GIVEN INSTRUCTION: Leaving out the pictures, please retype each record exactly.
* BEGIN *
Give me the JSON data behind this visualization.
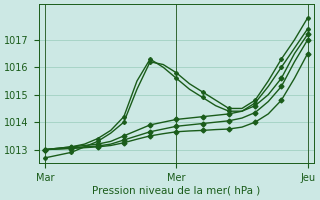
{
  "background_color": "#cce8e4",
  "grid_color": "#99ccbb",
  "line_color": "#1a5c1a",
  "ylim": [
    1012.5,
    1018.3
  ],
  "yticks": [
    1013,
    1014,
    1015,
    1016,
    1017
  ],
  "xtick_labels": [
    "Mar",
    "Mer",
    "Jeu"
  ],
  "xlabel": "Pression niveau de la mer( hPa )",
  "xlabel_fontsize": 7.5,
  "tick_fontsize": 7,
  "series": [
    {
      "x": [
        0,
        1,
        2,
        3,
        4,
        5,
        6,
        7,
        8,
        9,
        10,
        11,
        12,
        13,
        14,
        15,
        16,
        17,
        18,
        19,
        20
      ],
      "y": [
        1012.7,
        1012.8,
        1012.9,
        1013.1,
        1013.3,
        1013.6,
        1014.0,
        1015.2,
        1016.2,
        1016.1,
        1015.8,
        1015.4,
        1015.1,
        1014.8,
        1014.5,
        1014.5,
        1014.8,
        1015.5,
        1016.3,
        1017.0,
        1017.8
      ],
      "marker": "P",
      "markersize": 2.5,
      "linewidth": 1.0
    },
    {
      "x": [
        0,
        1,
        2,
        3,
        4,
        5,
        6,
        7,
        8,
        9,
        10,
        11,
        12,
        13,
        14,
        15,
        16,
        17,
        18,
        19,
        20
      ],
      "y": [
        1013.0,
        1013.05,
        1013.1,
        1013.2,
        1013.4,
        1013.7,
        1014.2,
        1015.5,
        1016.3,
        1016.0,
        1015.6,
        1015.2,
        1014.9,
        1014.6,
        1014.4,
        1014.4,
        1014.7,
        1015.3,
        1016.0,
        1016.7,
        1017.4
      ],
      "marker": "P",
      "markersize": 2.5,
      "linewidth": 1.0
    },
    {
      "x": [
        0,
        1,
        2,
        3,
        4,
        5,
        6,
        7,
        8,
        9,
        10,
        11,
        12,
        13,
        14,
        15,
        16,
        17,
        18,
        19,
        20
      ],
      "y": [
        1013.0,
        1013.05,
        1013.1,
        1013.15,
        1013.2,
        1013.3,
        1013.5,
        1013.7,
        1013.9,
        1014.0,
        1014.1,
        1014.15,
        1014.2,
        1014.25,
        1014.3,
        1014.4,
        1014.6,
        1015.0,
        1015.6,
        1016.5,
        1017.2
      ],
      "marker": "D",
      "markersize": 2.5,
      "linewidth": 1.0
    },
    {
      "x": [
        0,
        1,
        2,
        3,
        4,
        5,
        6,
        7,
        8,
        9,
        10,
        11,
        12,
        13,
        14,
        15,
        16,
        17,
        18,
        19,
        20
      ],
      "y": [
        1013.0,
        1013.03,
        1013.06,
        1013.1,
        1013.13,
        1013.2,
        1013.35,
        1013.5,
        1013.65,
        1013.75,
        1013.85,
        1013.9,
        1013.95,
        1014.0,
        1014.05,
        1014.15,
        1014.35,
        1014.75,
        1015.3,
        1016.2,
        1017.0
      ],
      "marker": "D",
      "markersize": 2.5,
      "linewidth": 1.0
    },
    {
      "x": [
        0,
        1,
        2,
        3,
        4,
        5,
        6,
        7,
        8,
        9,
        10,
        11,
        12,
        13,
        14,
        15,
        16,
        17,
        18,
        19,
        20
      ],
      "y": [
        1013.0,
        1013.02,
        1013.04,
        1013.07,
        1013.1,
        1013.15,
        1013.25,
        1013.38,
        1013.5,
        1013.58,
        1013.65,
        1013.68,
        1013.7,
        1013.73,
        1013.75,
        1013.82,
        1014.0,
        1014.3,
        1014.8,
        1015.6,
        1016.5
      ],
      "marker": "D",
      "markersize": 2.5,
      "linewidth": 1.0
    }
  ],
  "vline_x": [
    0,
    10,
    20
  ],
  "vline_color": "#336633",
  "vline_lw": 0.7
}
* END *
EXPECTED ANSWER:
Give me the JSON data behind this visualization.
{
  "background_color": "#cce8e4",
  "grid_color": "#99ccbb",
  "line_color": "#1a5c1a",
  "ylim": [
    1012.5,
    1018.3
  ],
  "yticks": [
    1013,
    1014,
    1015,
    1016,
    1017
  ],
  "xtick_labels": [
    "Mar",
    "Mer",
    "Jeu"
  ],
  "xlabel": "Pression niveau de la mer( hPa )",
  "xlabel_fontsize": 7.5,
  "tick_fontsize": 7,
  "series": [
    {
      "x": [
        0,
        1,
        2,
        3,
        4,
        5,
        6,
        7,
        8,
        9,
        10,
        11,
        12,
        13,
        14,
        15,
        16,
        17,
        18,
        19,
        20
      ],
      "y": [
        1012.7,
        1012.8,
        1012.9,
        1013.1,
        1013.3,
        1013.6,
        1014.0,
        1015.2,
        1016.2,
        1016.1,
        1015.8,
        1015.4,
        1015.1,
        1014.8,
        1014.5,
        1014.5,
        1014.8,
        1015.5,
        1016.3,
        1017.0,
        1017.8
      ],
      "marker": "P",
      "markersize": 2.5,
      "linewidth": 1.0
    },
    {
      "x": [
        0,
        1,
        2,
        3,
        4,
        5,
        6,
        7,
        8,
        9,
        10,
        11,
        12,
        13,
        14,
        15,
        16,
        17,
        18,
        19,
        20
      ],
      "y": [
        1013.0,
        1013.05,
        1013.1,
        1013.2,
        1013.4,
        1013.7,
        1014.2,
        1015.5,
        1016.3,
        1016.0,
        1015.6,
        1015.2,
        1014.9,
        1014.6,
        1014.4,
        1014.4,
        1014.7,
        1015.3,
        1016.0,
        1016.7,
        1017.4
      ],
      "marker": "P",
      "markersize": 2.5,
      "linewidth": 1.0
    },
    {
      "x": [
        0,
        1,
        2,
        3,
        4,
        5,
        6,
        7,
        8,
        9,
        10,
        11,
        12,
        13,
        14,
        15,
        16,
        17,
        18,
        19,
        20
      ],
      "y": [
        1013.0,
        1013.05,
        1013.1,
        1013.15,
        1013.2,
        1013.3,
        1013.5,
        1013.7,
        1013.9,
        1014.0,
        1014.1,
        1014.15,
        1014.2,
        1014.25,
        1014.3,
        1014.4,
        1014.6,
        1015.0,
        1015.6,
        1016.5,
        1017.2
      ],
      "marker": "D",
      "markersize": 2.5,
      "linewidth": 1.0
    },
    {
      "x": [
        0,
        1,
        2,
        3,
        4,
        5,
        6,
        7,
        8,
        9,
        10,
        11,
        12,
        13,
        14,
        15,
        16,
        17,
        18,
        19,
        20
      ],
      "y": [
        1013.0,
        1013.03,
        1013.06,
        1013.1,
        1013.13,
        1013.2,
        1013.35,
        1013.5,
        1013.65,
        1013.75,
        1013.85,
        1013.9,
        1013.95,
        1014.0,
        1014.05,
        1014.15,
        1014.35,
        1014.75,
        1015.3,
        1016.2,
        1017.0
      ],
      "marker": "D",
      "markersize": 2.5,
      "linewidth": 1.0
    },
    {
      "x": [
        0,
        1,
        2,
        3,
        4,
        5,
        6,
        7,
        8,
        9,
        10,
        11,
        12,
        13,
        14,
        15,
        16,
        17,
        18,
        19,
        20
      ],
      "y": [
        1013.0,
        1013.02,
        1013.04,
        1013.07,
        1013.1,
        1013.15,
        1013.25,
        1013.38,
        1013.5,
        1013.58,
        1013.65,
        1013.68,
        1013.7,
        1013.73,
        1013.75,
        1013.82,
        1014.0,
        1014.3,
        1014.8,
        1015.6,
        1016.5
      ],
      "marker": "D",
      "markersize": 2.5,
      "linewidth": 1.0
    }
  ],
  "vline_x": [
    0,
    10,
    20
  ],
  "vline_color": "#336633",
  "vline_lw": 0.7
}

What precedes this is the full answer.